Figure contents as structured data

start

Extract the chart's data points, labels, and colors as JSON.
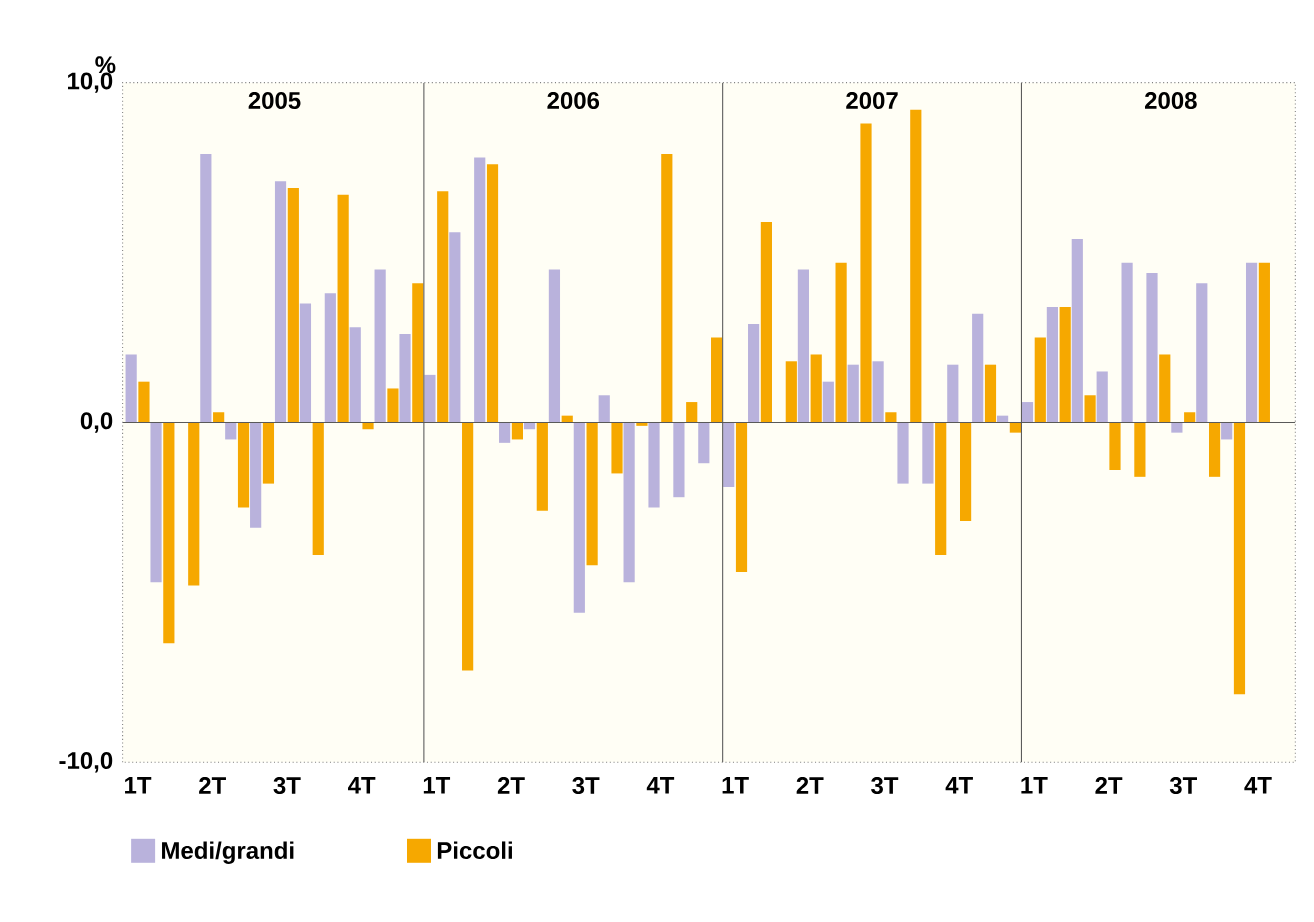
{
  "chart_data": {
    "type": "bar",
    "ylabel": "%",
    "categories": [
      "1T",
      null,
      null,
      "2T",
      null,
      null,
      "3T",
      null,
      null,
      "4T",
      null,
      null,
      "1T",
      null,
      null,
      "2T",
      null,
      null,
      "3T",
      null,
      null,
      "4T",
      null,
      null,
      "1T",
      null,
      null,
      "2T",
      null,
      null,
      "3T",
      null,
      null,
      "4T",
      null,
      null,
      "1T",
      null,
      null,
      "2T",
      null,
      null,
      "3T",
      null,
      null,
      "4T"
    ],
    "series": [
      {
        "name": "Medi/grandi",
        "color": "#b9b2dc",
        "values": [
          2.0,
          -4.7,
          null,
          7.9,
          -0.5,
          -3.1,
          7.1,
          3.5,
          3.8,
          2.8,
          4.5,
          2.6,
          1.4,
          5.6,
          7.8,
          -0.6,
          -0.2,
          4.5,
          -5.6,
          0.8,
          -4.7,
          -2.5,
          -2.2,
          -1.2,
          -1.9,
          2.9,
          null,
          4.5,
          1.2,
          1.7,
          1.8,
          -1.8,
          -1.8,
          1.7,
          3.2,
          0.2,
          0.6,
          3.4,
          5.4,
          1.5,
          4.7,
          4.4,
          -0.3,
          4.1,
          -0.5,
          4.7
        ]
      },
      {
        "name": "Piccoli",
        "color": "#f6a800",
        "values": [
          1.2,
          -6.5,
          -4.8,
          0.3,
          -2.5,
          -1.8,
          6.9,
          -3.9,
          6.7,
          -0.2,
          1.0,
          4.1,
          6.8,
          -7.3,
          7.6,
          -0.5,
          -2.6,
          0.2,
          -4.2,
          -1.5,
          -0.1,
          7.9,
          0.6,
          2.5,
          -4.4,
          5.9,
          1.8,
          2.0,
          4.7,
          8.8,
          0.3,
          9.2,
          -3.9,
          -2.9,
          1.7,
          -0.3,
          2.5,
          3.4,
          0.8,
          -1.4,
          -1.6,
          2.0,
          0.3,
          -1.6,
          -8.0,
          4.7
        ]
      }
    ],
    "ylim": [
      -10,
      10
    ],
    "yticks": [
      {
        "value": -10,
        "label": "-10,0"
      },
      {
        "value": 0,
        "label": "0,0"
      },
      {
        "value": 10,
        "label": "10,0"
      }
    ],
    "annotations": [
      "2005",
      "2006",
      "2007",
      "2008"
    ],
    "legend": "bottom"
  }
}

end

Written task. In your copy, leave out the pictures and reproduce the material above exactly.

Output below.
Extract the chart's data points, labels, and colors as JSON.
{
  "chart_data": {
    "type": "bar",
    "ylabel": "%",
    "categories": [
      "1T",
      null,
      null,
      "2T",
      null,
      null,
      "3T",
      null,
      null,
      "4T",
      null,
      null,
      "1T",
      null,
      null,
      "2T",
      null,
      null,
      "3T",
      null,
      null,
      "4T",
      null,
      null,
      "1T",
      null,
      null,
      "2T",
      null,
      null,
      "3T",
      null,
      null,
      "4T",
      null,
      null,
      "1T",
      null,
      null,
      "2T",
      null,
      null,
      "3T",
      null,
      null,
      "4T"
    ],
    "series": [
      {
        "name": "Medi/grandi",
        "color": "#b9b2dc",
        "values": [
          2.0,
          -4.7,
          null,
          7.9,
          -0.5,
          -3.1,
          7.1,
          3.5,
          3.8,
          2.8,
          4.5,
          2.6,
          1.4,
          5.6,
          7.8,
          -0.6,
          -0.2,
          4.5,
          -5.6,
          0.8,
          -4.7,
          -2.5,
          -2.2,
          -1.2,
          -1.9,
          2.9,
          null,
          4.5,
          1.2,
          1.7,
          1.8,
          -1.8,
          -1.8,
          1.7,
          3.2,
          0.2,
          0.6,
          3.4,
          5.4,
          1.5,
          4.7,
          4.4,
          -0.3,
          4.1,
          -0.5,
          4.7
        ]
      },
      {
        "name": "Piccoli",
        "color": "#f6a800",
        "values": [
          1.2,
          -6.5,
          -4.8,
          0.3,
          -2.5,
          -1.8,
          6.9,
          -3.9,
          6.7,
          -0.2,
          1.0,
          4.1,
          6.8,
          -7.3,
          7.6,
          -0.5,
          -2.6,
          0.2,
          -4.2,
          -1.5,
          -0.1,
          7.9,
          0.6,
          2.5,
          -4.4,
          5.9,
          1.8,
          2.0,
          4.7,
          8.8,
          0.3,
          9.2,
          -3.9,
          -2.9,
          1.7,
          -0.3,
          2.5,
          3.4,
          0.8,
          -1.4,
          -1.6,
          2.0,
          0.3,
          -1.6,
          -8.0,
          4.7
        ]
      }
    ],
    "ylim": [
      -10,
      10
    ],
    "yticks": [
      {
        "value": -10,
        "label": "-10,0"
      },
      {
        "value": 0,
        "label": "0,0"
      },
      {
        "value": 10,
        "label": "10,0"
      }
    ],
    "annotations": [
      "2005",
      "2006",
      "2007",
      "2008"
    ],
    "legend": "bottom"
  }
}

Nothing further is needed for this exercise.